## BEGIN Records

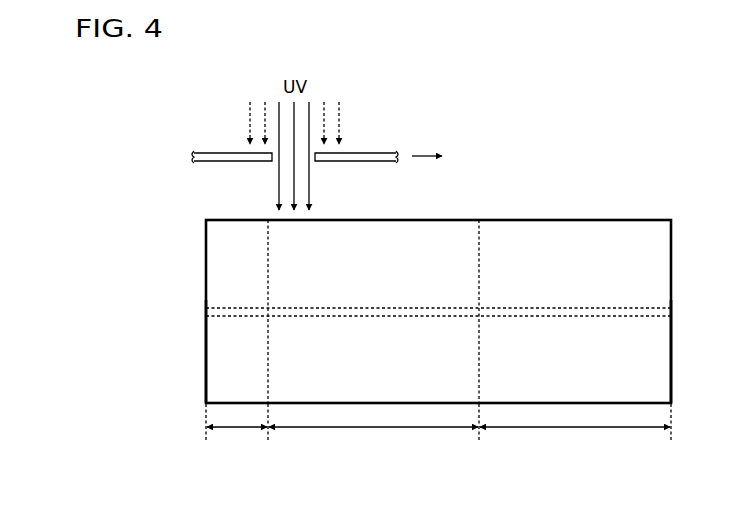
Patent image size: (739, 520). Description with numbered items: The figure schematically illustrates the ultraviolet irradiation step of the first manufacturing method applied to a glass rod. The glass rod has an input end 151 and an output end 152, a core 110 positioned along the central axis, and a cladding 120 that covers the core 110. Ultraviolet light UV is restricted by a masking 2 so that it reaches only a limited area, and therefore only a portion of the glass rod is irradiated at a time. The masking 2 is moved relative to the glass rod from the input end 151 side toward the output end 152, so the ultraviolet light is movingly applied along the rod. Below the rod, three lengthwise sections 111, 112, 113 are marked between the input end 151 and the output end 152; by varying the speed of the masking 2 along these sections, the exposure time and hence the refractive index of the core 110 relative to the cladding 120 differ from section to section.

The masking 2 is at (370, 158).
The core 110 is at (507, 313).
The cladding 120 is at (563, 250).
The first region 111 is at (237, 427).
The second region 112 is at (374, 427).
The third region 113 is at (575, 427).
The input end 151 is at (205, 373).
The output end 152 is at (671, 373).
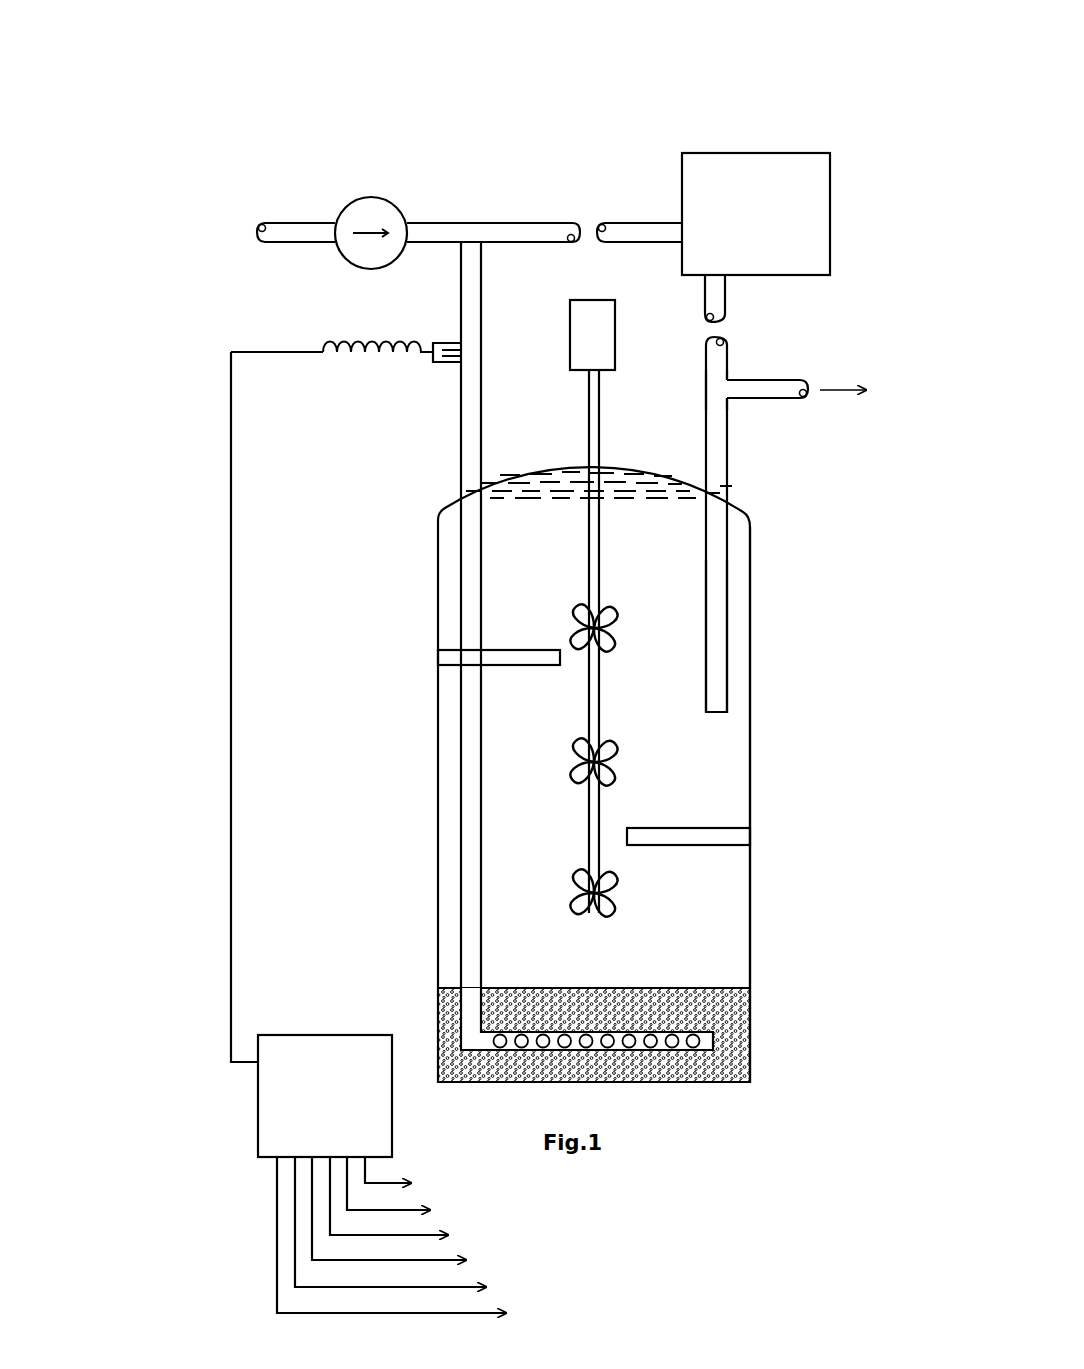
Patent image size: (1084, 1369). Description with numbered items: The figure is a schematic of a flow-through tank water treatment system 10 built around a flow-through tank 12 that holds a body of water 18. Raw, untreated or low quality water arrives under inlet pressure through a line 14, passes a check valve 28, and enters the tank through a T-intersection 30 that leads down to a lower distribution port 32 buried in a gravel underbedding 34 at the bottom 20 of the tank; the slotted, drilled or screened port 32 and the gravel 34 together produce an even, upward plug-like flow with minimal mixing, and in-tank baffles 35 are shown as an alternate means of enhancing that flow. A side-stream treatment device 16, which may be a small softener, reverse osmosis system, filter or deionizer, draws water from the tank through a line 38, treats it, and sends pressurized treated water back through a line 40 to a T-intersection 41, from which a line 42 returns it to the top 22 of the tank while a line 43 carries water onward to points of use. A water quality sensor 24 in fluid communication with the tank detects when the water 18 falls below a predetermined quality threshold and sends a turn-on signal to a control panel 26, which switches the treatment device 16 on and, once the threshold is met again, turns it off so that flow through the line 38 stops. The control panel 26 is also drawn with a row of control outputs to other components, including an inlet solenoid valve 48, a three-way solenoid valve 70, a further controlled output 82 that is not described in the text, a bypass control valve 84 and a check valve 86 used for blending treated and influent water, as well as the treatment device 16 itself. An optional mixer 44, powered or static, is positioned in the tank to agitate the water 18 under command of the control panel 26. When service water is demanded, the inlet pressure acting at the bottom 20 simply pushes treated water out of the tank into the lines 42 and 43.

The water treatment system 10 is at (233, 105).
The flow-through tank 12 is at (448, 570).
The line 14 is at (297, 222).
The side-stream treatment device 16 is at (808, 198).
The water 18 is at (660, 472).
The bottom 20 is at (729, 962).
The top 22 is at (750, 603).
The water quality sensor 24 is at (442, 360).
The control panel 26 is at (287, 1112).
The check valve 28 is at (407, 205).
The T-intersection 30 is at (468, 224).
The lower distribution port 32 is at (720, 1047).
The gravel underbedding 34 is at (735, 1003).
The in-tank baffles 35 is at (505, 650).
The line 38 is at (543, 224).
The line 40 is at (712, 362).
The T-intersection 41 is at (717, 388).
The line 42 is at (713, 652).
The line 43 is at (777, 393).
The mixer 44 is at (595, 833).
The inlet solenoid valve 48 is at (405, 1177).
The three-way solenoid valve 70 is at (406, 1190).
The output signal 82 is at (406, 1203).
The bypass control valve 84 is at (408, 1229).
The check valve 86 is at (409, 1242).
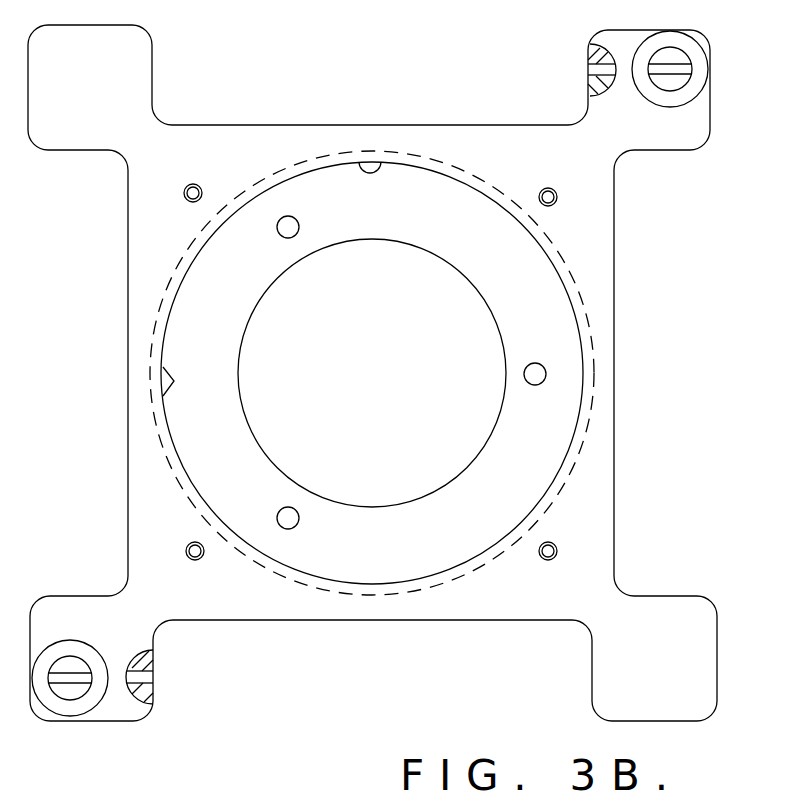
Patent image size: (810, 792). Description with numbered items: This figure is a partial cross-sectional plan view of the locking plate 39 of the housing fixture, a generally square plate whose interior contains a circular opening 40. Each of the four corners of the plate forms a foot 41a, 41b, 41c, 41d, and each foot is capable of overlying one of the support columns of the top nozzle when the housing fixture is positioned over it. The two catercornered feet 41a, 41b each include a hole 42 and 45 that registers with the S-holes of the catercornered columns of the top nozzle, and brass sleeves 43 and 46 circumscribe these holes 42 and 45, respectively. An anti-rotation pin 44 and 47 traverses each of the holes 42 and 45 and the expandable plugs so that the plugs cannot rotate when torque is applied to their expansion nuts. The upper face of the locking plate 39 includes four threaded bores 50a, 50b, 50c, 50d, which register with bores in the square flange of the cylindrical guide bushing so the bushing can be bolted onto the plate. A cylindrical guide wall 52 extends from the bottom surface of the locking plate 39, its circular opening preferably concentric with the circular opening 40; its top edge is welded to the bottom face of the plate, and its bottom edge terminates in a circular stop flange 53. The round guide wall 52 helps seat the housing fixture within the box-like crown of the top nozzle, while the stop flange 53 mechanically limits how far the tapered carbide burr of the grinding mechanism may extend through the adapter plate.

The locking plate 39 is at (224, 143).
The circular opening 40 is at (163, 399).
The foot 41a is at (122, 705).
The foot 41b is at (678, 137).
The foot 41c is at (678, 625).
The foot 41d is at (122, 55).
The hole 42 is at (83, 668).
The brass sleeve 43 is at (65, 648).
The anti-rotation pin 44 is at (140, 681).
The hole 45 is at (673, 80).
The brass sleeve 46 is at (662, 42).
The anti-rotation pin 47 is at (600, 70).
The threaded bore 50a is at (193, 562).
The threaded bore 50b is at (555, 200).
The threaded bore 50c is at (556, 550).
The threaded bore 50d is at (185, 195).
The cylindrical guide wall 52 is at (357, 168).
The circular stop flange 53 is at (220, 387).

## END Records

**What you have to do**
Return every line of the rows above verbatim, omitting the pictures.

**Task answer**
Patent image size: (739, 520). Description with numbered items: The figure schematically illustrates the ultraviolet irradiation step of the first manufacturing method applied to a glass rod. The glass rod has an input end 151 and an output end 152, a core 110 positioned along the central axis, and a cladding 120 that covers the core 110. Ultraviolet light UV is restricted by a masking 2 so that it reaches only a limited area, and therefore only a portion of the glass rod is irradiated at a time. The masking 2 is moved relative to the glass rod from the input end 151 side toward the output end 152, so the ultraviolet light is movingly applied along the rod. Below the rod, three lengthwise sections 111, 112, 113 are marked between the input end 151 and the output end 152; by varying the speed of the masking 2 along these sections, the exposure time and hence the refractive index of the core 110 relative to the cladding 120 differ from section to section.

The masking 2 is at (370, 158).
The core 110 is at (507, 313).
The cladding 120 is at (563, 250).
The first region 111 is at (237, 427).
The second region 112 is at (374, 427).
The third region 113 is at (575, 427).
The input end 151 is at (205, 373).
The output end 152 is at (671, 373).
Patent image size: (1084, 1369). Description with numbered items: The figure is a schematic of a flow-through tank water treatment system 10 built around a flow-through tank 12 that holds a body of water 18. Raw, untreated or low quality water arrives under inlet pressure through a line 14, passes a check valve 28, and enters the tank through a T-intersection 30 that leads down to a lower distribution port 32 buried in a gravel underbedding 34 at the bottom 20 of the tank; the slotted, drilled or screened port 32 and the gravel 34 together produce an even, upward plug-like flow with minimal mixing, and in-tank baffles 35 are shown as an alternate means of enhancing that flow. A side-stream treatment device 16, which may be a small softener, reverse osmosis system, filter or deionizer, draws water from the tank through a line 38, treats it, and sends pressurized treated water back through a line 40 to a T-intersection 41, from which a line 42 returns it to the top 22 of the tank while a line 43 carries water onward to points of use. A water quality sensor 24 in fluid communication with the tank detects when the water 18 falls below a predetermined quality threshold and sends a turn-on signal to a control panel 26, which switches the treatment device 16 on and, once the threshold is met again, turns it off so that flow through the line 38 stops. The control panel 26 is also drawn with a row of control outputs to other components, including an inlet solenoid valve 48, a three-way solenoid valve 70, a further controlled output 82 that is not described in the text, a bypass control valve 84 and a check valve 86 used for blending treated and influent water, as well as the treatment device 16 itself. An optional mixer 44, powered or static, is positioned in the tank to agitate the water 18 under command of the control panel 26. When service water is demanded, the inlet pressure acting at the bottom 20 simply pushes treated water out of the tank into the lines 42 and 43.

The water treatment system 10 is at (233, 105).
The flow-through tank 12 is at (448, 570).
The line 14 is at (297, 222).
The side-stream treatment device 16 is at (808, 198).
The water 18 is at (660, 472).
The bottom 20 is at (729, 962).
The top 22 is at (750, 603).
The water quality sensor 24 is at (442, 360).
The control panel 26 is at (287, 1112).
The check valve 28 is at (407, 205).
The T-intersection 30 is at (468, 224).
The lower distribution port 32 is at (720, 1047).
The gravel underbedding 34 is at (735, 1003).
The in-tank baffles 35 is at (505, 650).
The line 38 is at (543, 224).
The line 40 is at (712, 362).
The T-intersection 41 is at (717, 388).
The line 42 is at (713, 652).
The line 43 is at (777, 393).
The mixer 44 is at (595, 833).
The inlet solenoid valve 48 is at (405, 1177).
The three-way solenoid valve 70 is at (406, 1190).
The output signal 82 is at (406, 1203).
The bypass control valve 84 is at (408, 1229).
The check valve 86 is at (409, 1242).
Patent image size: (810, 792). Description with numbered items: This figure is a partial cross-sectional plan view of the locking plate 39 of the housing fixture, a generally square plate whose interior contains a circular opening 40. Each of the four corners of the plate forms a foot 41a, 41b, 41c, 41d, and each foot is capable of overlying one of the support columns of the top nozzle when the housing fixture is positioned over it. The two catercornered feet 41a, 41b each include a hole 42 and 45 that registers with the S-holes of the catercornered columns of the top nozzle, and brass sleeves 43 and 46 circumscribe these holes 42 and 45, respectively. An anti-rotation pin 44 and 47 traverses each of the holes 42 and 45 and the expandable plugs so that the plugs cannot rotate when torque is applied to their expansion nuts. The upper face of the locking plate 39 includes four threaded bores 50a, 50b, 50c, 50d, which register with bores in the square flange of the cylindrical guide bushing so the bushing can be bolted onto the plate. A cylindrical guide wall 52 extends from the bottom surface of the locking plate 39, its circular opening preferably concentric with the circular opening 40; its top edge is welded to the bottom face of the plate, and its bottom edge terminates in a circular stop flange 53. The round guide wall 52 helps seat the housing fixture within the box-like crown of the top nozzle, while the stop flange 53 mechanically limits how far the tapered carbide burr of the grinding mechanism may extend through the adapter plate.

The locking plate 39 is at (224, 143).
The circular opening 40 is at (163, 399).
The foot 41a is at (122, 705).
The foot 41b is at (678, 137).
The foot 41c is at (678, 625).
The foot 41d is at (122, 55).
The hole 42 is at (83, 668).
The brass sleeve 43 is at (65, 648).
The anti-rotation pin 44 is at (140, 681).
The hole 45 is at (673, 80).
The brass sleeve 46 is at (662, 42).
The anti-rotation pin 47 is at (600, 70).
The threaded bore 50a is at (193, 562).
The threaded bore 50b is at (555, 200).
The threaded bore 50c is at (556, 550).
The threaded bore 50d is at (185, 195).
The cylindrical guide wall 52 is at (357, 168).
The circular stop flange 53 is at (220, 387).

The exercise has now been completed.